Data listing:
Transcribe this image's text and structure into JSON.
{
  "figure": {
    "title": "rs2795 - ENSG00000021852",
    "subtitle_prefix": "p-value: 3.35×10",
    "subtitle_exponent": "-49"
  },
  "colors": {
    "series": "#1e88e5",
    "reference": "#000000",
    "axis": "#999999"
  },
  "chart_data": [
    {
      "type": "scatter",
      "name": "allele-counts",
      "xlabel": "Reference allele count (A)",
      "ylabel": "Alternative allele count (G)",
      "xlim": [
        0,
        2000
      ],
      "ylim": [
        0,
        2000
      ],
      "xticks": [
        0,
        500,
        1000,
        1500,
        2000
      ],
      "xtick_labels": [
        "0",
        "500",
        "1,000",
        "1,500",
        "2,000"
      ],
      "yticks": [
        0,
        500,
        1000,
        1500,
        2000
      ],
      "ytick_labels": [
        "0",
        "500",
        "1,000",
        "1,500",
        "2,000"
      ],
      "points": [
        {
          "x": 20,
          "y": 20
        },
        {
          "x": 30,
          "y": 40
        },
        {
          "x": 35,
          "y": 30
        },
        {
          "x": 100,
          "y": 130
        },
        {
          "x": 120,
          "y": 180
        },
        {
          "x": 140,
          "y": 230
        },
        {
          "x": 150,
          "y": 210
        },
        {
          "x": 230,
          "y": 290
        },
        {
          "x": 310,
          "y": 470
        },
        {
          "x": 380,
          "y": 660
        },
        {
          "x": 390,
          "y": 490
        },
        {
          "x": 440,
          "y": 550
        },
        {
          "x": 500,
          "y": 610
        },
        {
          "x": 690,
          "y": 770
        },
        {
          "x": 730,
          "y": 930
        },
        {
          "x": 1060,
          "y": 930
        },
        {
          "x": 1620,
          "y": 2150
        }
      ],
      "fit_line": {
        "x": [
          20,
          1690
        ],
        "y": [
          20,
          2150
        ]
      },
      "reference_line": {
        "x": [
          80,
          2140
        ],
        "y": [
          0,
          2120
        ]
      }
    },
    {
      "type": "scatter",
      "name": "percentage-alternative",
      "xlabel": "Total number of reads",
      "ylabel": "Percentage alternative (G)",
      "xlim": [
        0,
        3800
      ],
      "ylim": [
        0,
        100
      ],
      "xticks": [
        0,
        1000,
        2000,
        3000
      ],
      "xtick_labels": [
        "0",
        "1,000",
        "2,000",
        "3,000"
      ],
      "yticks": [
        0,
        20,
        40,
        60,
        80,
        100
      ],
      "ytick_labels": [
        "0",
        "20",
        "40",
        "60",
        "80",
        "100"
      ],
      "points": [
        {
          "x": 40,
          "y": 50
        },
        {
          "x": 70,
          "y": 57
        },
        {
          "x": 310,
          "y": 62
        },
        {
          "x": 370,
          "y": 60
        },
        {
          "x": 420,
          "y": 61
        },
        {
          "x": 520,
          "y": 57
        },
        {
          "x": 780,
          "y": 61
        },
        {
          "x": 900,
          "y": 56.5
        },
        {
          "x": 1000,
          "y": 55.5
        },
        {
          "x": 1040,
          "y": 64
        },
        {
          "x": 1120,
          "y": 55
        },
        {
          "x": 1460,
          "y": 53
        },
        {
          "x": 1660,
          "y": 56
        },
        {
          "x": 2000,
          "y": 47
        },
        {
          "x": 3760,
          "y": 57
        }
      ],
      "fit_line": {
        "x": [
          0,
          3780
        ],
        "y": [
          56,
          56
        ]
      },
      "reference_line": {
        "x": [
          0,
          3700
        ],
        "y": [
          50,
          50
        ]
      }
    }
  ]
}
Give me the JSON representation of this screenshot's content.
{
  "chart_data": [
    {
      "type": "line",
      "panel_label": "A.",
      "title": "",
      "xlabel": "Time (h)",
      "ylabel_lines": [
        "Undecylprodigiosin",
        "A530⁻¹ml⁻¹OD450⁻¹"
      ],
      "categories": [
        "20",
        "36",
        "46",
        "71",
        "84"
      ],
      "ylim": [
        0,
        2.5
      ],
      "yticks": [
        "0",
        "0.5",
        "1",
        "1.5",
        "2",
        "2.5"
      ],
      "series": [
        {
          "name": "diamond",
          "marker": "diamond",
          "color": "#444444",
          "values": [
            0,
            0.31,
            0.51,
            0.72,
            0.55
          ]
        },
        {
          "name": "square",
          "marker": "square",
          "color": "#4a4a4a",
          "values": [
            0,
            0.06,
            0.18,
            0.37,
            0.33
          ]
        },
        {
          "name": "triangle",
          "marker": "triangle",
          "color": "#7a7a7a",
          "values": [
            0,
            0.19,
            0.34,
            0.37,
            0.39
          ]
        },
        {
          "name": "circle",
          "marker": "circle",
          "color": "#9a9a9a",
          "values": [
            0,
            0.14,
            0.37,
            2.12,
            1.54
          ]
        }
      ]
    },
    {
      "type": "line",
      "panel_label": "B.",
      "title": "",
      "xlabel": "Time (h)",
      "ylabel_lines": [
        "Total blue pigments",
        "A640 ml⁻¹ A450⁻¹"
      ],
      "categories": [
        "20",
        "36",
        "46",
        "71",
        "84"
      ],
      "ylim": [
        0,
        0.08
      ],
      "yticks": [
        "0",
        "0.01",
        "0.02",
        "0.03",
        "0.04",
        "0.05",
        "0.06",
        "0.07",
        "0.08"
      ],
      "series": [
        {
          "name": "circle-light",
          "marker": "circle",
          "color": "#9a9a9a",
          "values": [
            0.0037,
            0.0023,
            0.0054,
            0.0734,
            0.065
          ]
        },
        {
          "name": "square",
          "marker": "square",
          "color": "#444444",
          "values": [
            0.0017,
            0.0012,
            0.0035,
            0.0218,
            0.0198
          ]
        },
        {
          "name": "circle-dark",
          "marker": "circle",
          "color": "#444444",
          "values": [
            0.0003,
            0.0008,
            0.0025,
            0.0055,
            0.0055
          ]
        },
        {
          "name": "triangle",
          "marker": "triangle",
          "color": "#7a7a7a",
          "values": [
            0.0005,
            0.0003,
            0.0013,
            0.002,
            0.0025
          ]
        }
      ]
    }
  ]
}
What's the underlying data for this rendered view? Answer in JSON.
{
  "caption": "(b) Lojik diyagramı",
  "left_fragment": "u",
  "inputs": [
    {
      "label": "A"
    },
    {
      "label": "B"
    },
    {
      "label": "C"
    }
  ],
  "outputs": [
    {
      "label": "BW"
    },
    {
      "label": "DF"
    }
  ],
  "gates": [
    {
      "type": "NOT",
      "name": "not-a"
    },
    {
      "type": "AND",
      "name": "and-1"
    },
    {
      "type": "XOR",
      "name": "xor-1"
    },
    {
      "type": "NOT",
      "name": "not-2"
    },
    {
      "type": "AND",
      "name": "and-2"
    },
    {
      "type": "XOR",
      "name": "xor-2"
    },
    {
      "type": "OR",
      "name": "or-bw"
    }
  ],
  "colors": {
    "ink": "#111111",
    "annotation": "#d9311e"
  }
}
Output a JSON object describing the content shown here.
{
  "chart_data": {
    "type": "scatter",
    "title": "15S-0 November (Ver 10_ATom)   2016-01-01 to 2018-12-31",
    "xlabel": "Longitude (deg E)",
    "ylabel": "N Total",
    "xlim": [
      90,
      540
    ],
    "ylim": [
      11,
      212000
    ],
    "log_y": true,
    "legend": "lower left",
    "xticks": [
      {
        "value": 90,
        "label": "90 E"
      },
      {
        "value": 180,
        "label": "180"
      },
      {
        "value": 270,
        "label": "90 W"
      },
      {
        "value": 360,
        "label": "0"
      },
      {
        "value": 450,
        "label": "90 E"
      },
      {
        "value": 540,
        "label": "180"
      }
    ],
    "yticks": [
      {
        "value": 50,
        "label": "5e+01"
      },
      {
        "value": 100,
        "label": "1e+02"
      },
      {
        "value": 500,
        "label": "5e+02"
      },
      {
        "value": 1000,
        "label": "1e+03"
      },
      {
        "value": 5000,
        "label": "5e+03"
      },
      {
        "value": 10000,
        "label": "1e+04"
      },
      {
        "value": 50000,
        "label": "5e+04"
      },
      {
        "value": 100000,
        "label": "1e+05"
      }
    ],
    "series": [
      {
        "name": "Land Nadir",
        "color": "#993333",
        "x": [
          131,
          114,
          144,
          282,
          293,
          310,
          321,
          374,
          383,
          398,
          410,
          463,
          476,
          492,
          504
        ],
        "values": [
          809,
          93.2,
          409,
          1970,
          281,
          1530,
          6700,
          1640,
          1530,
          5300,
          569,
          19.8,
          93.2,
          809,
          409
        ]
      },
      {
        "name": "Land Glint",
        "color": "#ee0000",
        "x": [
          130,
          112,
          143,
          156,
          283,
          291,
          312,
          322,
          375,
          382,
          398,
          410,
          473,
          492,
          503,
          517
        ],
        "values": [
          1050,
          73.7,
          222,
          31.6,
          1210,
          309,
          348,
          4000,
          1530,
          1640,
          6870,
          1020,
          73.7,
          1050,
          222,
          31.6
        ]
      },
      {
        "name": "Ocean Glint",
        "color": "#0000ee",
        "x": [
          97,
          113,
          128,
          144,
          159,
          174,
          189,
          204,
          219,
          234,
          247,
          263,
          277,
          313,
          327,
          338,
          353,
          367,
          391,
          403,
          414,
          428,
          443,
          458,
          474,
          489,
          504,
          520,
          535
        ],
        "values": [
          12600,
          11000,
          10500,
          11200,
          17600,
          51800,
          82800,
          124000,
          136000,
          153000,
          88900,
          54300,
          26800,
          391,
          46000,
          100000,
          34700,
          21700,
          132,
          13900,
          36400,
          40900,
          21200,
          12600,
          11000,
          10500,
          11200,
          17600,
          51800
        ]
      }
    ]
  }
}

Given instruction:
Where a line in the material above holds "series", copy that line.

Response to this exercise:
    "series": "#1e88e5",
      "series": [
      "series": [
    "series": [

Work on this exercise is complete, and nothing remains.